◆ What you will do:
Copy out every line in which the string "marker" occurs.

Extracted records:
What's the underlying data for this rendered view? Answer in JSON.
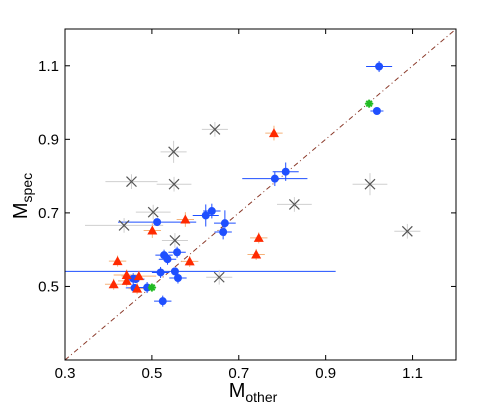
{
  "chart_data": {
    "type": "scatter",
    "xlabel": "M",
    "xlabel_sub": "other",
    "ylabel": "M",
    "ylabel_sub": "spec",
    "xlim": [
      0.3,
      1.2
    ],
    "ylim": [
      0.3,
      1.2
    ],
    "x_ticks": [
      "0.3",
      "0.5",
      "0.7",
      "0.9",
      "1.1"
    ],
    "y_ticks": [
      "0.5",
      "0.7",
      "0.9",
      "1.1"
    ],
    "grid": false,
    "reference_line": {
      "x": [
        0.3,
        1.2
      ],
      "y": [
        0.3,
        1.2
      ],
      "color": "#8b3a2a",
      "style": "dash-dot"
    },
    "series": [
      {
        "marker": "circle",
        "color": "#1f4fff",
        "errorbar_color": "#1f4fff",
        "points": [
          {
            "x": 1.023,
            "y": 1.098,
            "xerr": 0.03,
            "yerr": 0.015
          },
          {
            "x": 1.018,
            "y": 0.977,
            "xerr": 0.015,
            "yerr": 0.008
          },
          {
            "x": 0.808,
            "y": 0.812,
            "xerr": 0.03,
            "yerr": 0.025
          },
          {
            "x": 0.783,
            "y": 0.793,
            "xerr": 0.075,
            "yerr": 0.02
          },
          {
            "x": 0.638,
            "y": 0.705,
            "xerr": 0.02,
            "yerr": 0.02
          },
          {
            "x": 0.624,
            "y": 0.693,
            "xerr": 0.03,
            "yerr": 0.03
          },
          {
            "x": 0.668,
            "y": 0.672,
            "xerr": 0.025,
            "yerr": 0.035
          },
          {
            "x": 0.664,
            "y": 0.648,
            "xerr": 0.02,
            "yerr": 0.02
          },
          {
            "x": 0.512,
            "y": 0.675,
            "xerr": 0.09,
            "yerr": 0.01
          },
          {
            "x": 0.528,
            "y": 0.585,
            "xerr": 0.02,
            "yerr": 0.015
          },
          {
            "x": 0.536,
            "y": 0.574,
            "xerr": 0.02,
            "yerr": 0.015
          },
          {
            "x": 0.558,
            "y": 0.593,
            "xerr": 0.02,
            "yerr": 0.015
          },
          {
            "x": 0.553,
            "y": 0.541,
            "xerr": 0.37,
            "yerr": 0.01
          },
          {
            "x": 0.52,
            "y": 0.538,
            "xerr": 0.02,
            "yerr": 0.015
          },
          {
            "x": 0.56,
            "y": 0.523,
            "xerr": 0.02,
            "yerr": 0.015
          },
          {
            "x": 0.457,
            "y": 0.521,
            "xerr": 0.02,
            "yerr": 0.015
          },
          {
            "x": 0.463,
            "y": 0.52,
            "xerr": 0.02,
            "yerr": 0.01
          },
          {
            "x": 0.46,
            "y": 0.496,
            "xerr": 0.02,
            "yerr": 0.01
          },
          {
            "x": 0.489,
            "y": 0.497,
            "xerr": 0.02,
            "yerr": 0.015
          },
          {
            "x": 0.525,
            "y": 0.46,
            "xerr": 0.02,
            "yerr": 0.015
          }
        ]
      },
      {
        "marker": "triangle",
        "color": "#ff2a00",
        "errorbar_color": "#f5b27a",
        "points": [
          {
            "x": 0.781,
            "y": 0.917,
            "xerr": 0.02,
            "yerr": 0.02
          },
          {
            "x": 0.577,
            "y": 0.682,
            "xerr": 0.02,
            "yerr": 0.02
          },
          {
            "x": 0.501,
            "y": 0.652,
            "xerr": 0.02,
            "yerr": 0.02
          },
          {
            "x": 0.746,
            "y": 0.632,
            "xerr": 0.02,
            "yerr": 0.015
          },
          {
            "x": 0.74,
            "y": 0.587,
            "xerr": 0.02,
            "yerr": 0.015
          },
          {
            "x": 0.587,
            "y": 0.568,
            "xerr": 0.02,
            "yerr": 0.015
          },
          {
            "x": 0.421,
            "y": 0.569,
            "xerr": 0.02,
            "yerr": 0.015
          },
          {
            "x": 0.442,
            "y": 0.531,
            "xerr": 0.03,
            "yerr": 0.015
          },
          {
            "x": 0.47,
            "y": 0.528,
            "xerr": 0.04,
            "yerr": 0.015
          },
          {
            "x": 0.442,
            "y": 0.515,
            "xerr": 0.02,
            "yerr": 0.015
          },
          {
            "x": 0.412,
            "y": 0.506,
            "xerr": 0.02,
            "yerr": 0.015
          },
          {
            "x": 0.466,
            "y": 0.494,
            "xerr": 0.02,
            "yerr": 0.015
          }
        ]
      },
      {
        "marker": "x",
        "color": "#555555",
        "errorbar_color": "#cfcfcf",
        "points": [
          {
            "x": 0.645,
            "y": 0.927,
            "xerr": 0.03,
            "yerr": 0.02
          },
          {
            "x": 0.55,
            "y": 0.866,
            "xerr": 0.03,
            "yerr": 0.03
          },
          {
            "x": 0.453,
            "y": 0.785,
            "xerr": 0.06,
            "yerr": 0.02
          },
          {
            "x": 0.551,
            "y": 0.778,
            "xerr": 0.04,
            "yerr": 0.02
          },
          {
            "x": 1.002,
            "y": 0.778,
            "xerr": 0.04,
            "yerr": 0.03
          },
          {
            "x": 0.828,
            "y": 0.723,
            "xerr": 0.04,
            "yerr": 0.02
          },
          {
            "x": 0.503,
            "y": 0.702,
            "xerr": 0.04,
            "yerr": 0.02
          },
          {
            "x": 0.436,
            "y": 0.666,
            "xerr": 0.09,
            "yerr": 0.02
          },
          {
            "x": 1.088,
            "y": 0.65,
            "xerr": 0.03,
            "yerr": 0.02
          },
          {
            "x": 0.553,
            "y": 0.625,
            "xerr": 0.03,
            "yerr": 0.02
          },
          {
            "x": 0.655,
            "y": 0.525,
            "xerr": 0.03,
            "yerr": 0.02
          }
        ]
      },
      {
        "marker": "star",
        "color": "#22bb22",
        "errorbar_color": "#77dd77",
        "points": [
          {
            "x": 1.0,
            "y": 0.997,
            "xerr": 0.01,
            "yerr": 0.005
          },
          {
            "x": 0.5,
            "y": 0.497,
            "xerr": 0.01,
            "yerr": 0.005
          }
        ]
      }
    ]
  }
}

◆ The output:
        "marker": "circle",
        "marker": "triangle",
        "marker": "x",
        "marker": "star",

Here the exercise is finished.